--- TASK TO CARRY OUT ---
Reproduce the full listing that appears beneath this instruction exactly.

--- RECORDED DATA ---
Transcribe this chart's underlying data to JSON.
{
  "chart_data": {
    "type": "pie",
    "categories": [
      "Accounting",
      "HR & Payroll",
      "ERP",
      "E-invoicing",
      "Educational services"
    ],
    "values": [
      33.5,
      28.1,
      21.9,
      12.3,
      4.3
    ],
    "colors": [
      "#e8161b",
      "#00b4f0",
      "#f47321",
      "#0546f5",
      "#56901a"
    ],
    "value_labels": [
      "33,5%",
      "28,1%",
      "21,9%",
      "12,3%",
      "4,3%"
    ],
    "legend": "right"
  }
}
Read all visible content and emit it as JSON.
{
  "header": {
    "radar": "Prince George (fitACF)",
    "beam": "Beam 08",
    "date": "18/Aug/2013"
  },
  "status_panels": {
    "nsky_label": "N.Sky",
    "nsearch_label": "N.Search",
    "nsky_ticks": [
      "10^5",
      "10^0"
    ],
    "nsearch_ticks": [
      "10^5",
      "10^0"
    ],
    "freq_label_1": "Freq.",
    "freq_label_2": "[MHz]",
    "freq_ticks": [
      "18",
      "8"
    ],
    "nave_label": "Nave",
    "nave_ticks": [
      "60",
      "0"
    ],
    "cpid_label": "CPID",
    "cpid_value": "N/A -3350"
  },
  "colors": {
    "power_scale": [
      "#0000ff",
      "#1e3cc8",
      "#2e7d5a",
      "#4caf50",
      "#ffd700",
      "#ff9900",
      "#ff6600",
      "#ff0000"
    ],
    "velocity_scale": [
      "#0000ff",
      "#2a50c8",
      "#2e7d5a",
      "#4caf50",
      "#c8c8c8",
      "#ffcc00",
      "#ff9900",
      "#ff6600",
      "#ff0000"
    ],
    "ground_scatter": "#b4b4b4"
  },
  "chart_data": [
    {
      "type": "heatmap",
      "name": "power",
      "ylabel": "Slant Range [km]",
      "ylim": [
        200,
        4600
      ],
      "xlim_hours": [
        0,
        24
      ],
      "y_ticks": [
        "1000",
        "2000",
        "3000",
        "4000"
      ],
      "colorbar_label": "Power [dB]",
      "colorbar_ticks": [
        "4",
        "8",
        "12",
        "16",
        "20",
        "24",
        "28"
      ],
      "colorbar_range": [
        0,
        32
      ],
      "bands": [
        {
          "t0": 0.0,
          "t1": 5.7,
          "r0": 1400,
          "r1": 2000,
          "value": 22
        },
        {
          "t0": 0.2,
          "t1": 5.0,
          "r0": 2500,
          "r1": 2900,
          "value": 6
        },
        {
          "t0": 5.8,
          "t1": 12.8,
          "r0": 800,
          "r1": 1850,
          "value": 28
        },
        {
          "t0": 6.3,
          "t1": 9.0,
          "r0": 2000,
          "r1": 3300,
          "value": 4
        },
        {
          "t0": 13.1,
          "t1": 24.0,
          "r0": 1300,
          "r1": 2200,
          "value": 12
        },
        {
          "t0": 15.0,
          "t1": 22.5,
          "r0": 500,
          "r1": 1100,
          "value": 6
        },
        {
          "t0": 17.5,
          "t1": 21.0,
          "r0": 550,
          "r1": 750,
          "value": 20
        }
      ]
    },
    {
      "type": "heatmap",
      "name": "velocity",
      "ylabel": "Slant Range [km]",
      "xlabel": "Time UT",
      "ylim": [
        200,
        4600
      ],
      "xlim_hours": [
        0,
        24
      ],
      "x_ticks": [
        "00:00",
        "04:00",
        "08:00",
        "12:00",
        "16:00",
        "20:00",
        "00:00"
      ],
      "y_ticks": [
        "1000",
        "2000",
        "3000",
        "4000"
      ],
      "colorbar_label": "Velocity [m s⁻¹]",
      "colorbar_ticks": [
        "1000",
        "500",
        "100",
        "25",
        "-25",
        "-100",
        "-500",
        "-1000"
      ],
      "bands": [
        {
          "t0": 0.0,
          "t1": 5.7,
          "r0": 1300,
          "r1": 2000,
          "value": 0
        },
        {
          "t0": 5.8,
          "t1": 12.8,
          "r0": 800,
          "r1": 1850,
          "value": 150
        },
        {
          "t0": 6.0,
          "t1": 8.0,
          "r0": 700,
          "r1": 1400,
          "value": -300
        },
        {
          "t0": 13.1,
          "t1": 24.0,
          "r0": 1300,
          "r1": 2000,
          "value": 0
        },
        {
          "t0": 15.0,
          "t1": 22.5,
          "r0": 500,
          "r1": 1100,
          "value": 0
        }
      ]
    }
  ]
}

--- SOLUTION TO THE EXERCISE ---
Transcribe this chart's underlying data to JSON.
{
  "chart_data": {
    "type": "pie",
    "categories": [
      "Accounting",
      "HR & Payroll",
      "ERP",
      "E-invoicing",
      "Educational services"
    ],
    "values": [
      33.5,
      28.1,
      21.9,
      12.3,
      4.3
    ],
    "colors": [
      "#e8161b",
      "#00b4f0",
      "#f47321",
      "#0546f5",
      "#56901a"
    ],
    "value_labels": [
      "33,5%",
      "28,1%",
      "21,9%",
      "12,3%",
      "4,3%"
    ],
    "legend": "right"
  }
}
Read all visible content and emit it as JSON.
{
  "header": {
    "radar": "Prince George (fitACF)",
    "beam": "Beam 08",
    "date": "18/Aug/2013"
  },
  "status_panels": {
    "nsky_label": "N.Sky",
    "nsearch_label": "N.Search",
    "nsky_ticks": [
      "10^5",
      "10^0"
    ],
    "nsearch_ticks": [
      "10^5",
      "10^0"
    ],
    "freq_label_1": "Freq.",
    "freq_label_2": "[MHz]",
    "freq_ticks": [
      "18",
      "8"
    ],
    "nave_label": "Nave",
    "nave_ticks": [
      "60",
      "0"
    ],
    "cpid_label": "CPID",
    "cpid_value": "N/A -3350"
  },
  "colors": {
    "power_scale": [
      "#0000ff",
      "#1e3cc8",
      "#2e7d5a",
      "#4caf50",
      "#ffd700",
      "#ff9900",
      "#ff6600",
      "#ff0000"
    ],
    "velocity_scale": [
      "#0000ff",
      "#2a50c8",
      "#2e7d5a",
      "#4caf50",
      "#c8c8c8",
      "#ffcc00",
      "#ff9900",
      "#ff6600",
      "#ff0000"
    ],
    "ground_scatter": "#b4b4b4"
  },
  "chart_data": [
    {
      "type": "heatmap",
      "name": "power",
      "ylabel": "Slant Range [km]",
      "ylim": [
        200,
        4600
      ],
      "xlim_hours": [
        0,
        24
      ],
      "y_ticks": [
        "1000",
        "2000",
        "3000",
        "4000"
      ],
      "colorbar_label": "Power [dB]",
      "colorbar_ticks": [
        "4",
        "8",
        "12",
        "16",
        "20",
        "24",
        "28"
      ],
      "colorbar_range": [
        0,
        32
      ],
      "bands": [
        {
          "t0": 0.0,
          "t1": 5.7,
          "r0": 1400,
          "r1": 2000,
          "value": 22
        },
        {
          "t0": 0.2,
          "t1": 5.0,
          "r0": 2500,
          "r1": 2900,
          "value": 6
        },
        {
          "t0": 5.8,
          "t1": 12.8,
          "r0": 800,
          "r1": 1850,
          "value": 28
        },
        {
          "t0": 6.3,
          "t1": 9.0,
          "r0": 2000,
          "r1": 3300,
          "value": 4
        },
        {
          "t0": 13.1,
          "t1": 24.0,
          "r0": 1300,
          "r1": 2200,
          "value": 12
        },
        {
          "t0": 15.0,
          "t1": 22.5,
          "r0": 500,
          "r1": 1100,
          "value": 6
        },
        {
          "t0": 17.5,
          "t1": 21.0,
          "r0": 550,
          "r1": 750,
          "value": 20
        }
      ]
    },
    {
      "type": "heatmap",
      "name": "velocity",
      "ylabel": "Slant Range [km]",
      "xlabel": "Time UT",
      "ylim": [
        200,
        4600
      ],
      "xlim_hours": [
        0,
        24
      ],
      "x_ticks": [
        "00:00",
        "04:00",
        "08:00",
        "12:00",
        "16:00",
        "20:00",
        "00:00"
      ],
      "y_ticks": [
        "1000",
        "2000",
        "3000",
        "4000"
      ],
      "colorbar_label": "Velocity [m s⁻¹]",
      "colorbar_ticks": [
        "1000",
        "500",
        "100",
        "25",
        "-25",
        "-100",
        "-500",
        "-1000"
      ],
      "bands": [
        {
          "t0": 0.0,
          "t1": 5.7,
          "r0": 1300,
          "r1": 2000,
          "value": 0
        },
        {
          "t0": 5.8,
          "t1": 12.8,
          "r0": 800,
          "r1": 1850,
          "value": 150
        },
        {
          "t0": 6.0,
          "t1": 8.0,
          "r0": 700,
          "r1": 1400,
          "value": -300
        },
        {
          "t0": 13.1,
          "t1": 24.0,
          "r0": 1300,
          "r1": 2000,
          "value": 0
        },
        {
          "t0": 15.0,
          "t1": 22.5,
          "r0": 500,
          "r1": 1100,
          "value": 0
        }
      ]
    }
  ]
}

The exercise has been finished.